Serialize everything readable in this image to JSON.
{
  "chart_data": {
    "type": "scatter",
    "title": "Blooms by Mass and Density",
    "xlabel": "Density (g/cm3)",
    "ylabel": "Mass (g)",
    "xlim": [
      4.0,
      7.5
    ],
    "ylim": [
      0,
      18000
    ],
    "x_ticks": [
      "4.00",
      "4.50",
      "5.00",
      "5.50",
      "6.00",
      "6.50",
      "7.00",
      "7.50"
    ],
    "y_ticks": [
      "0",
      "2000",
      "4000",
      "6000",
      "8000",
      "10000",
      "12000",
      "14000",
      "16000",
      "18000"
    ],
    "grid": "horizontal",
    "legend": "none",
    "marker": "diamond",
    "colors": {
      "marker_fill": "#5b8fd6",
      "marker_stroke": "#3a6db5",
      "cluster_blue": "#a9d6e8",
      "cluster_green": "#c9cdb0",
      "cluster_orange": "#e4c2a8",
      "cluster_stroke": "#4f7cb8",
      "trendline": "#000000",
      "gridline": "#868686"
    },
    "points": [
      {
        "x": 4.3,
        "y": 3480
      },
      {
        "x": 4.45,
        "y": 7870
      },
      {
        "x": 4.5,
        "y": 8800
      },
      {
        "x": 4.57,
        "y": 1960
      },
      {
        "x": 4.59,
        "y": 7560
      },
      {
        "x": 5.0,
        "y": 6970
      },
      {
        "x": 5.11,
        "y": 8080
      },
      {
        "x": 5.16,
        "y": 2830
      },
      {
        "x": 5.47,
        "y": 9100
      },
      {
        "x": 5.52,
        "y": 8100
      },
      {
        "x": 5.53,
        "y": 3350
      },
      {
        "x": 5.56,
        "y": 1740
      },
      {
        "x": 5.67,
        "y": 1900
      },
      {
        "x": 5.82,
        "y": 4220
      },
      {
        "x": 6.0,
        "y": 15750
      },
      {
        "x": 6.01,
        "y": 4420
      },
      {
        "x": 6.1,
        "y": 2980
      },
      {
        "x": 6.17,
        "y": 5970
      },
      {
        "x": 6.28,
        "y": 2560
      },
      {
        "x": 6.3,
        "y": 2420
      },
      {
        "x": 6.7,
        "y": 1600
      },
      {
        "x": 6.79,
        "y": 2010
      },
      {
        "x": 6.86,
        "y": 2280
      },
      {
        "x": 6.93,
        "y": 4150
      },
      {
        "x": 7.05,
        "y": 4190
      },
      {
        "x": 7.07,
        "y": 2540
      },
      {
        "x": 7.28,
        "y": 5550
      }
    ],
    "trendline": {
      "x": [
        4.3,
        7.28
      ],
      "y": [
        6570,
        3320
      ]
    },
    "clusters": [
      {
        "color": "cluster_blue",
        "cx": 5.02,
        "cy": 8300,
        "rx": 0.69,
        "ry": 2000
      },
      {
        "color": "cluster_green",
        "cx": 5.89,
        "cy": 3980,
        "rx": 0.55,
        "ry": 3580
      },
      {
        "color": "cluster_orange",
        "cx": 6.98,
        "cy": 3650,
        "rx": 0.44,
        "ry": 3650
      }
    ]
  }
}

•••••

Work to be completed:
Every record should be repeated exactly; please leave none out.

Output below:
Serialize everything readable in this image to JSON.
{
  "chart_data": {
    "type": "scatter",
    "title": "Blooms by Mass and Density",
    "xlabel": "Density (g/cm3)",
    "ylabel": "Mass (g)",
    "xlim": [
      4.0,
      7.5
    ],
    "ylim": [
      0,
      18000
    ],
    "x_ticks": [
      "4.00",
      "4.50",
      "5.00",
      "5.50",
      "6.00",
      "6.50",
      "7.00",
      "7.50"
    ],
    "y_ticks": [
      "0",
      "2000",
      "4000",
      "6000",
      "8000",
      "10000",
      "12000",
      "14000",
      "16000",
      "18000"
    ],
    "grid": "horizontal",
    "legend": "none",
    "marker": "diamond",
    "colors": {
      "marker_fill": "#5b8fd6",
      "marker_stroke": "#3a6db5",
      "cluster_blue": "#a9d6e8",
      "cluster_green": "#c9cdb0",
      "cluster_orange": "#e4c2a8",
      "cluster_stroke": "#4f7cb8",
      "trendline": "#000000",
      "gridline": "#868686"
    },
    "points": [
      {
        "x": 4.3,
        "y": 3480
      },
      {
        "x": 4.45,
        "y": 7870
      },
      {
        "x": 4.5,
        "y": 8800
      },
      {
        "x": 4.57,
        "y": 1960
      },
      {
        "x": 4.59,
        "y": 7560
      },
      {
        "x": 5.0,
        "y": 6970
      },
      {
        "x": 5.11,
        "y": 8080
      },
      {
        "x": 5.16,
        "y": 2830
      },
      {
        "x": 5.47,
        "y": 9100
      },
      {
        "x": 5.52,
        "y": 8100
      },
      {
        "x": 5.53,
        "y": 3350
      },
      {
        "x": 5.56,
        "y": 1740
      },
      {
        "x": 5.67,
        "y": 1900
      },
      {
        "x": 5.82,
        "y": 4220
      },
      {
        "x": 6.0,
        "y": 15750
      },
      {
        "x": 6.01,
        "y": 4420
      },
      {
        "x": 6.1,
        "y": 2980
      },
      {
        "x": 6.17,
        "y": 5970
      },
      {
        "x": 6.28,
        "y": 2560
      },
      {
        "x": 6.3,
        "y": 2420
      },
      {
        "x": 6.7,
        "y": 1600
      },
      {
        "x": 6.79,
        "y": 2010
      },
      {
        "x": 6.86,
        "y": 2280
      },
      {
        "x": 6.93,
        "y": 4150
      },
      {
        "x": 7.05,
        "y": 4190
      },
      {
        "x": 7.07,
        "y": 2540
      },
      {
        "x": 7.28,
        "y": 5550
      }
    ],
    "trendline": {
      "x": [
        4.3,
        7.28
      ],
      "y": [
        6570,
        3320
      ]
    },
    "clusters": [
      {
        "color": "cluster_blue",
        "cx": 5.02,
        "cy": 8300,
        "rx": 0.69,
        "ry": 2000
      },
      {
        "color": "cluster_green",
        "cx": 5.89,
        "cy": 3980,
        "rx": 0.55,
        "ry": 3580
      },
      {
        "color": "cluster_orange",
        "cx": 6.98,
        "cy": 3650,
        "rx": 0.44,
        "ry": 3650
      }
    ]
  }
}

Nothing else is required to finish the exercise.